** START Data listing **

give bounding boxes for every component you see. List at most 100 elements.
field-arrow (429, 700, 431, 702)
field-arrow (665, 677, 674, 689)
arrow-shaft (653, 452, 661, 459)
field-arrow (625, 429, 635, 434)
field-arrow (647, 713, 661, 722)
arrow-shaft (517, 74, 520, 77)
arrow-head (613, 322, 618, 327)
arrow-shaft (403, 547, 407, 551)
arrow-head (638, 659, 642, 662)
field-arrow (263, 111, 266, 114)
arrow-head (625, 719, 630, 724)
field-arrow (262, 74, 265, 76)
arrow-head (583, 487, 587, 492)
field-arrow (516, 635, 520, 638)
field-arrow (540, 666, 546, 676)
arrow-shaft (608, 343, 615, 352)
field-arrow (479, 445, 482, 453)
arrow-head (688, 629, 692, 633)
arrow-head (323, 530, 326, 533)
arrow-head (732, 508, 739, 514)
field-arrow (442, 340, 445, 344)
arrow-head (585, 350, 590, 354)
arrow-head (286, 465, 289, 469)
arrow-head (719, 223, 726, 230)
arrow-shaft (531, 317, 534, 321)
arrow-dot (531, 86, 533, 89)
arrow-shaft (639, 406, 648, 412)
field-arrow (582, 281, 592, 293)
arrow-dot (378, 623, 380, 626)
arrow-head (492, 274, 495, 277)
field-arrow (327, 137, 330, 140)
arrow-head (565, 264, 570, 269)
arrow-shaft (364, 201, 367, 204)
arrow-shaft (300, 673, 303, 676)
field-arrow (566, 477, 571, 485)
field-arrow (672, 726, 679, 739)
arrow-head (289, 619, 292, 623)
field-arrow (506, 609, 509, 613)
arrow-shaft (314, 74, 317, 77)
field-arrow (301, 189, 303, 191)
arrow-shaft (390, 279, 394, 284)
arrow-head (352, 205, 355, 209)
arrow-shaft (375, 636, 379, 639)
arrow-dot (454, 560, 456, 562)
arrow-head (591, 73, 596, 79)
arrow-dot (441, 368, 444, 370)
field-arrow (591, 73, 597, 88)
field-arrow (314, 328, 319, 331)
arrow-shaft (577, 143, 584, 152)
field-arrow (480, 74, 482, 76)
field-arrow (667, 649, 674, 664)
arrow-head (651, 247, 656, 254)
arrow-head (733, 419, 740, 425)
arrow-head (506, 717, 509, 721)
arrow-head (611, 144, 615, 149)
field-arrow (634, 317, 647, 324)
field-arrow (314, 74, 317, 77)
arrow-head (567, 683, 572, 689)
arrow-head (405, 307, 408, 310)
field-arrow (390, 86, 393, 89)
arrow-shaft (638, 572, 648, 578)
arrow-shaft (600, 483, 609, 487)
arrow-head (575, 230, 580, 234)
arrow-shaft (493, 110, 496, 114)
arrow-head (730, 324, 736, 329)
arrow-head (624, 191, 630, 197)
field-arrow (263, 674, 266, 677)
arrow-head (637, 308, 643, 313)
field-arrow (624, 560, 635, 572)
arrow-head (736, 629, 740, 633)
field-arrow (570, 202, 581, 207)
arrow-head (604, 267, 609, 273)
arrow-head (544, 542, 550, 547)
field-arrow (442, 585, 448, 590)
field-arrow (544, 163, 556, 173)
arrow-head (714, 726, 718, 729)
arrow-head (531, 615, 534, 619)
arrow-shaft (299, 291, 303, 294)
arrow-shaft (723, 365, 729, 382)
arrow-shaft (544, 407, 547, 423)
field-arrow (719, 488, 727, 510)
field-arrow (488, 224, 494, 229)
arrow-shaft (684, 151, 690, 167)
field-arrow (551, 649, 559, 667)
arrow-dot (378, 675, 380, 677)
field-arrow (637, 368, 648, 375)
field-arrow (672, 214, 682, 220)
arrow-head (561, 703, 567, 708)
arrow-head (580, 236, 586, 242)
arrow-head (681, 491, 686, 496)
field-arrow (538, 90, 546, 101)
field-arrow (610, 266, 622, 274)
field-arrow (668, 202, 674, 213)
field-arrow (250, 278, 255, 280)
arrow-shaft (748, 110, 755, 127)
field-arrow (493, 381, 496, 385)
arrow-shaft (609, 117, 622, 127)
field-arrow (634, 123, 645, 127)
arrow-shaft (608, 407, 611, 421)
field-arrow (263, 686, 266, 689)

** END Data listing **
** START Data listing **

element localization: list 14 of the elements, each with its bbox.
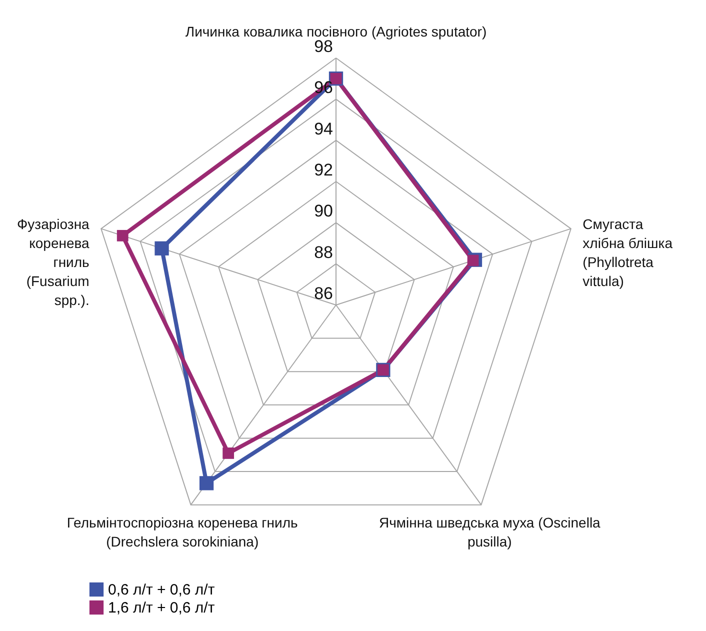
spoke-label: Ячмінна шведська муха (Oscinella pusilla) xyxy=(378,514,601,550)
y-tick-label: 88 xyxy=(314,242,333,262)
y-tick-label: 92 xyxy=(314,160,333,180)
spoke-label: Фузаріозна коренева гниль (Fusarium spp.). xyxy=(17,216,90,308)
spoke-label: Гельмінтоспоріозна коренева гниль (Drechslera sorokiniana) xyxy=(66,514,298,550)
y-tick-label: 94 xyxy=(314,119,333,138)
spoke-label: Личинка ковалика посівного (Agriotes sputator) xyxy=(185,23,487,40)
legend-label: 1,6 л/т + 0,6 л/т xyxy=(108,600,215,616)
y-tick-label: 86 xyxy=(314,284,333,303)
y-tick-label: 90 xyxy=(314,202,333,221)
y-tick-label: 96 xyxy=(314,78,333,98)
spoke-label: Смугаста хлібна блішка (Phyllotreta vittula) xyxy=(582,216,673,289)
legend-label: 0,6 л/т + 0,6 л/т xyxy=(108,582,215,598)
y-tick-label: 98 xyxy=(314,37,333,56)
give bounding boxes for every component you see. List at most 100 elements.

** END Data listing **

* _Goal of the exercise_
Please put the rows above into a JSON list of strings, one string per line and no blank lines. Begin at the line that contains "spoke-label: Ячмінна шведська" and stop after the line that contains "spoke-label: Смугаста хлібна".

* _Result below_
[
  "spoke-label: Ячмінна шведська муха (Oscinella pusilla) xyxy=(378,514,601,550)",
  "y-tick-label: 88 xyxy=(314,242,333,262)",
  "y-tick-label: 92 xyxy=(314,160,333,180)",
  "spoke-label: Фузаріозна коренева гниль (Fusarium spp.). xyxy=(17,216,90,308)",
  "spoke-label: Гельмінтоспоріозна коренева гниль (Drechslera sorokiniana) xyxy=(66,514,298,550)",
  "y-tick-label: 94 xyxy=(314,119,333,138)",
  "spoke-label: Личинка ковалика посівного (Agriotes sputator) xyxy=(185,23,487,40)",
  "legend-label: 1,6 л/т + 0,6 л/т xyxy=(108,600,215,616)",
  "y-tick-label: 86 xyxy=(314,284,333,303)",
  "y-tick-label: 90 xyxy=(314,202,333,221)",
  "y-tick-label: 96 xyxy=(314,78,333,98)",
  "spoke-label: Смугаста хлібна блішка (Phyllotreta vittula) xyxy=(582,216,673,289)"
]